_EXERCISE PROMPT:_ Write out all of the entries exactly as given.

-=-=-=-=-

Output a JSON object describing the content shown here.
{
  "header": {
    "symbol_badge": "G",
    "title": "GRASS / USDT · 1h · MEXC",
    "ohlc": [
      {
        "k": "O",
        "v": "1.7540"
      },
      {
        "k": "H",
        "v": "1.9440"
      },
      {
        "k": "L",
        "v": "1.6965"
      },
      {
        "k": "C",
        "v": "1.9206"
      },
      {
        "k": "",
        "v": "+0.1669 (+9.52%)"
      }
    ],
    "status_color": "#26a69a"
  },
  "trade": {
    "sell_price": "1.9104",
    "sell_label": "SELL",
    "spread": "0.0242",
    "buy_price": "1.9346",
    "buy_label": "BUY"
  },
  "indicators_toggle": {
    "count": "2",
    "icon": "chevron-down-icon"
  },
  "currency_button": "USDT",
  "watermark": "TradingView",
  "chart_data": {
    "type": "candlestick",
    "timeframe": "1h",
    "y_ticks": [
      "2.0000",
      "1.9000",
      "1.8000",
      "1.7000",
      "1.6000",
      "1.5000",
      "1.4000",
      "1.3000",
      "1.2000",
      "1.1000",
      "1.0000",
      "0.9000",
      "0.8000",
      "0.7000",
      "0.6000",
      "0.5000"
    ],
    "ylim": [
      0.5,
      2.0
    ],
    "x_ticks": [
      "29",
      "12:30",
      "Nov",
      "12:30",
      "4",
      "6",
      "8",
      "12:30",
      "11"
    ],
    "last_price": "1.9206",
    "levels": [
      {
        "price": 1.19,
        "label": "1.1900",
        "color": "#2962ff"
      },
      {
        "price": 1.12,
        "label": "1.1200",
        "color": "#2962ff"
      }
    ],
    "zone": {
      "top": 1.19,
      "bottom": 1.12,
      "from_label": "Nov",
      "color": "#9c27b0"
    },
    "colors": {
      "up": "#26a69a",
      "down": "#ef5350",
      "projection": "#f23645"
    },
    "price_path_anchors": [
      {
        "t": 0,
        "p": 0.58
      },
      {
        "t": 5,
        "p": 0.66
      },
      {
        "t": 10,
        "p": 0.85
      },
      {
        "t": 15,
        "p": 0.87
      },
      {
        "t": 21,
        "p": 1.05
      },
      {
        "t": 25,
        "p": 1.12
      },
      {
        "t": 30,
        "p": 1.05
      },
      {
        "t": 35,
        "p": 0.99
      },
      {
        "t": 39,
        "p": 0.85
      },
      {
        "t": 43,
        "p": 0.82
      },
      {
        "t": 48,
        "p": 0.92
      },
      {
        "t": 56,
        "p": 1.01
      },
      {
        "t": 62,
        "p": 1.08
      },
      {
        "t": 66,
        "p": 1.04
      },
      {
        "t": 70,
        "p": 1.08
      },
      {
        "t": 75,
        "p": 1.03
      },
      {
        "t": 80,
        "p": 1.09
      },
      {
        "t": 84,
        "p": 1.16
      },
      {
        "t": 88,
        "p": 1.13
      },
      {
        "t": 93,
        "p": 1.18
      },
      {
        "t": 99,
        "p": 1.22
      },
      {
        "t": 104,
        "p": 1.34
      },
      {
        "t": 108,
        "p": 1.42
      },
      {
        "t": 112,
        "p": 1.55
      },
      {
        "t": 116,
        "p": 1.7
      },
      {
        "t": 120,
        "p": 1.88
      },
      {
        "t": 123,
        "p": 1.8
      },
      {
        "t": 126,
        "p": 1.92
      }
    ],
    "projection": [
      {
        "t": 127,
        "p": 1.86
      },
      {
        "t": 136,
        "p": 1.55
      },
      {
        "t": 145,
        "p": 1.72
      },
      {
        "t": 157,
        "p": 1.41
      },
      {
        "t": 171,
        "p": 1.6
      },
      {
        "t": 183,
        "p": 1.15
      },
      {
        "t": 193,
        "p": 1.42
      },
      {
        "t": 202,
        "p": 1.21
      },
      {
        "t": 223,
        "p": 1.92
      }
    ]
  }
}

-=-=-=-=-

_SOLUTION FOR THIS PROBLEM:_
Output a JSON object describing the content shown here.
{
  "header": {
    "symbol_badge": "G",
    "title": "GRASS / USDT · 1h · MEXC",
    "ohlc": [
      {
        "k": "O",
        "v": "1.7540"
      },
      {
        "k": "H",
        "v": "1.9440"
      },
      {
        "k": "L",
        "v": "1.6965"
      },
      {
        "k": "C",
        "v": "1.9206"
      },
      {
        "k": "",
        "v": "+0.1669 (+9.52%)"
      }
    ],
    "status_color": "#26a69a"
  },
  "trade": {
    "sell_price": "1.9104",
    "sell_label": "SELL",
    "spread": "0.0242",
    "buy_price": "1.9346",
    "buy_label": "BUY"
  },
  "indicators_toggle": {
    "count": "2",
    "icon": "chevron-down-icon"
  },
  "currency_button": "USDT",
  "watermark": "TradingView",
  "chart_data": {
    "type": "candlestick",
    "timeframe": "1h",
    "y_ticks": [
      "2.0000",
      "1.9000",
      "1.8000",
      "1.7000",
      "1.6000",
      "1.5000",
      "1.4000",
      "1.3000",
      "1.2000",
      "1.1000",
      "1.0000",
      "0.9000",
      "0.8000",
      "0.7000",
      "0.6000",
      "0.5000"
    ],
    "ylim": [
      0.5,
      2.0
    ],
    "x_ticks": [
      "29",
      "12:30",
      "Nov",
      "12:30",
      "4",
      "6",
      "8",
      "12:30",
      "11"
    ],
    "last_price": "1.9206",
    "levels": [
      {
        "price": 1.19,
        "label": "1.1900",
        "color": "#2962ff"
      },
      {
        "price": 1.12,
        "label": "1.1200",
        "color": "#2962ff"
      }
    ],
    "zone": {
      "top": 1.19,
      "bottom": 1.12,
      "from_label": "Nov",
      "color": "#9c27b0"
    },
    "colors": {
      "up": "#26a69a",
      "down": "#ef5350",
      "projection": "#f23645"
    },
    "price_path_anchors": [
      {
        "t": 0,
        "p": 0.58
      },
      {
        "t": 5,
        "p": 0.66
      },
      {
        "t": 10,
        "p": 0.85
      },
      {
        "t": 15,
        "p": 0.87
      },
      {
        "t": 21,
        "p": 1.05
      },
      {
        "t": 25,
        "p": 1.12
      },
      {
        "t": 30,
        "p": 1.05
      },
      {
        "t": 35,
        "p": 0.99
      },
      {
        "t": 39,
        "p": 0.85
      },
      {
        "t": 43,
        "p": 0.82
      },
      {
        "t": 48,
        "p": 0.92
      },
      {
        "t": 56,
        "p": 1.01
      },
      {
        "t": 62,
        "p": 1.08
      },
      {
        "t": 66,
        "p": 1.04
      },
      {
        "t": 70,
        "p": 1.08
      },
      {
        "t": 75,
        "p": 1.03
      },
      {
        "t": 80,
        "p": 1.09
      },
      {
        "t": 84,
        "p": 1.16
      },
      {
        "t": 88,
        "p": 1.13
      },
      {
        "t": 93,
        "p": 1.18
      },
      {
        "t": 99,
        "p": 1.22
      },
      {
        "t": 104,
        "p": 1.34
      },
      {
        "t": 108,
        "p": 1.42
      },
      {
        "t": 112,
        "p": 1.55
      },
      {
        "t": 116,
        "p": 1.7
      },
      {
        "t": 120,
        "p": 1.88
      },
      {
        "t": 123,
        "p": 1.8
      },
      {
        "t": 126,
        "p": 1.92
      }
    ],
    "projection": [
      {
        "t": 127,
        "p": 1.86
      },
      {
        "t": 136,
        "p": 1.55
      },
      {
        "t": 145,
        "p": 1.72
      },
      {
        "t": 157,
        "p": 1.41
      },
      {
        "t": 171,
        "p": 1.6
      },
      {
        "t": 183,
        "p": 1.15
      },
      {
        "t": 193,
        "p": 1.42
      },
      {
        "t": 202,
        "p": 1.21
      },
      {
        "t": 223,
        "p": 1.92
      }
    ]
  }
}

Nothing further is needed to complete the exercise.